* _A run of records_

------------------------------------------------------------

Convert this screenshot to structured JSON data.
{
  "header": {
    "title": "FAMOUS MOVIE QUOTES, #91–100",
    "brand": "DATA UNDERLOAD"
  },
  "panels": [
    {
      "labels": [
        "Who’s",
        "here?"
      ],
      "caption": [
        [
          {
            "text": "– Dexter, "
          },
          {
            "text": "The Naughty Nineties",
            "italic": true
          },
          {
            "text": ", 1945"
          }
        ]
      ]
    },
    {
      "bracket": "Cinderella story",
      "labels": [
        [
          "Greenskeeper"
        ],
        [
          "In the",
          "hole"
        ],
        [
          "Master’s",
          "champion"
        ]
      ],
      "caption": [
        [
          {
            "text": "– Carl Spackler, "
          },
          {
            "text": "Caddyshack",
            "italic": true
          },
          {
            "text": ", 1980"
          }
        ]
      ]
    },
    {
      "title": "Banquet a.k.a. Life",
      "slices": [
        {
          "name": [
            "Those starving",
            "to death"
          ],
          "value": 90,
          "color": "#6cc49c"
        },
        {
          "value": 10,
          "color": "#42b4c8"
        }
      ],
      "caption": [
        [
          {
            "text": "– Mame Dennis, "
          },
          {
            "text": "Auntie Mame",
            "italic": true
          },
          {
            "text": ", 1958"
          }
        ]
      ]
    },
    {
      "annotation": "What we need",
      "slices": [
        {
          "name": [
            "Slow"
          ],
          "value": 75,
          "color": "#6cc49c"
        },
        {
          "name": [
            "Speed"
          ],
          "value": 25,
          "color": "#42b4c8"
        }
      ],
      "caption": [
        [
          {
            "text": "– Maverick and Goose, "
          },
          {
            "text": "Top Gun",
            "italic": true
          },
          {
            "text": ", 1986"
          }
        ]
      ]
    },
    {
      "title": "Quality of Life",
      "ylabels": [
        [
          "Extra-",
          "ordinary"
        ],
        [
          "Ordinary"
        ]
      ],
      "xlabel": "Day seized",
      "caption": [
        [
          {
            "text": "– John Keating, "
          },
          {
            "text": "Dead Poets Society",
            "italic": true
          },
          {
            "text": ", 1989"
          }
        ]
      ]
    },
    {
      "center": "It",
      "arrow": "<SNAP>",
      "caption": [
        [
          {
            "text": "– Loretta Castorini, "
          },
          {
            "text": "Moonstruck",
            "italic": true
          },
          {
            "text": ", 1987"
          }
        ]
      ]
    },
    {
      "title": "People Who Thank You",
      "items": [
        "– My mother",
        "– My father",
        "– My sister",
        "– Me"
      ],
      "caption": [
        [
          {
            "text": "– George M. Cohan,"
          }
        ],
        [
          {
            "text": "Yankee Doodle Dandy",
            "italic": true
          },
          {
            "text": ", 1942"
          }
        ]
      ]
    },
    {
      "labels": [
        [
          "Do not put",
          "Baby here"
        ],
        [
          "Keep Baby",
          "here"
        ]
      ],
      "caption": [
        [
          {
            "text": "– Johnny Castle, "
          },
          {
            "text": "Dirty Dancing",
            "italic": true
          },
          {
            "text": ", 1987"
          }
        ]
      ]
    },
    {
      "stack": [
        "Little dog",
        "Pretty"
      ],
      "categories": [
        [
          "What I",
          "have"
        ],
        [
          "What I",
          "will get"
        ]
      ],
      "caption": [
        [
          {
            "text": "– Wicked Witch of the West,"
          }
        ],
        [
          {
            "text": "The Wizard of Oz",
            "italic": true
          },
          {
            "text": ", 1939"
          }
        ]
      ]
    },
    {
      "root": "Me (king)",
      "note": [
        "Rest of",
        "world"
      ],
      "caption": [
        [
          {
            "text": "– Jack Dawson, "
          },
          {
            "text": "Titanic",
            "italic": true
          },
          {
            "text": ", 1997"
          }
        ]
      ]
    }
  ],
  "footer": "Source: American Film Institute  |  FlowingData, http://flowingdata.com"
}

------------------------------------------------------------

* _Required task_
Would you write down every record again, exactly?

* _The answer_
Convert this screenshot to structured JSON data.
{
  "header": {
    "title": "FAMOUS MOVIE QUOTES, #91–100",
    "brand": "DATA UNDERLOAD"
  },
  "panels": [
    {
      "labels": [
        "Who’s",
        "here?"
      ],
      "caption": [
        [
          {
            "text": "– Dexter, "
          },
          {
            "text": "The Naughty Nineties",
            "italic": true
          },
          {
            "text": ", 1945"
          }
        ]
      ]
    },
    {
      "bracket": "Cinderella story",
      "labels": [
        [
          "Greenskeeper"
        ],
        [
          "In the",
          "hole"
        ],
        [
          "Master’s",
          "champion"
        ]
      ],
      "caption": [
        [
          {
            "text": "– Carl Spackler, "
          },
          {
            "text": "Caddyshack",
            "italic": true
          },
          {
            "text": ", 1980"
          }
        ]
      ]
    },
    {
      "title": "Banquet a.k.a. Life",
      "slices": [
        {
          "name": [
            "Those starving",
            "to death"
          ],
          "value": 90,
          "color": "#6cc49c"
        },
        {
          "value": 10,
          "color": "#42b4c8"
        }
      ],
      "caption": [
        [
          {
            "text": "– Mame Dennis, "
          },
          {
            "text": "Auntie Mame",
            "italic": true
          },
          {
            "text": ", 1958"
          }
        ]
      ]
    },
    {
      "annotation": "What we need",
      "slices": [
        {
          "name": [
            "Slow"
          ],
          "value": 75,
          "color": "#6cc49c"
        },
        {
          "name": [
            "Speed"
          ],
          "value": 25,
          "color": "#42b4c8"
        }
      ],
      "caption": [
        [
          {
            "text": "– Maverick and Goose, "
          },
          {
            "text": "Top Gun",
            "italic": true
          },
          {
            "text": ", 1986"
          }
        ]
      ]
    },
    {
      "title": "Quality of Life",
      "ylabels": [
        [
          "Extra-",
          "ordinary"
        ],
        [
          "Ordinary"
        ]
      ],
      "xlabel": "Day seized",
      "caption": [
        [
          {
            "text": "– John Keating, "
          },
          {
            "text": "Dead Poets Society",
            "italic": true
          },
          {
            "text": ", 1989"
          }
        ]
      ]
    },
    {
      "center": "It",
      "arrow": "<SNAP>",
      "caption": [
        [
          {
            "text": "– Loretta Castorini, "
          },
          {
            "text": "Moonstruck",
            "italic": true
          },
          {
            "text": ", 1987"
          }
        ]
      ]
    },
    {
      "title": "People Who Thank You",
      "items": [
        "– My mother",
        "– My father",
        "– My sister",
        "– Me"
      ],
      "caption": [
        [
          {
            "text": "– George M. Cohan,"
          }
        ],
        [
          {
            "text": "Yankee Doodle Dandy",
            "italic": true
          },
          {
            "text": ", 1942"
          }
        ]
      ]
    },
    {
      "labels": [
        [
          "Do not put",
          "Baby here"
        ],
        [
          "Keep Baby",
          "here"
        ]
      ],
      "caption": [
        [
          {
            "text": "– Johnny Castle, "
          },
          {
            "text": "Dirty Dancing",
            "italic": true
          },
          {
            "text": ", 1987"
          }
        ]
      ]
    },
    {
      "stack": [
        "Little dog",
        "Pretty"
      ],
      "categories": [
        [
          "What I",
          "have"
        ],
        [
          "What I",
          "will get"
        ]
      ],
      "caption": [
        [
          {
            "text": "– Wicked Witch of the West,"
          }
        ],
        [
          {
            "text": "The Wizard of Oz",
            "italic": true
          },
          {
            "text": ", 1939"
          }
        ]
      ]
    },
    {
      "root": "Me (king)",
      "note": [
        "Rest of",
        "world"
      ],
      "caption": [
        [
          {
            "text": "– Jack Dawson, "
          },
          {
            "text": "Titanic",
            "italic": true
          },
          {
            "text": ", 1997"
          }
        ]
      ]
    }
  ],
  "footer": "Source: American Film Institute  |  FlowingData, http://flowingdata.com"
}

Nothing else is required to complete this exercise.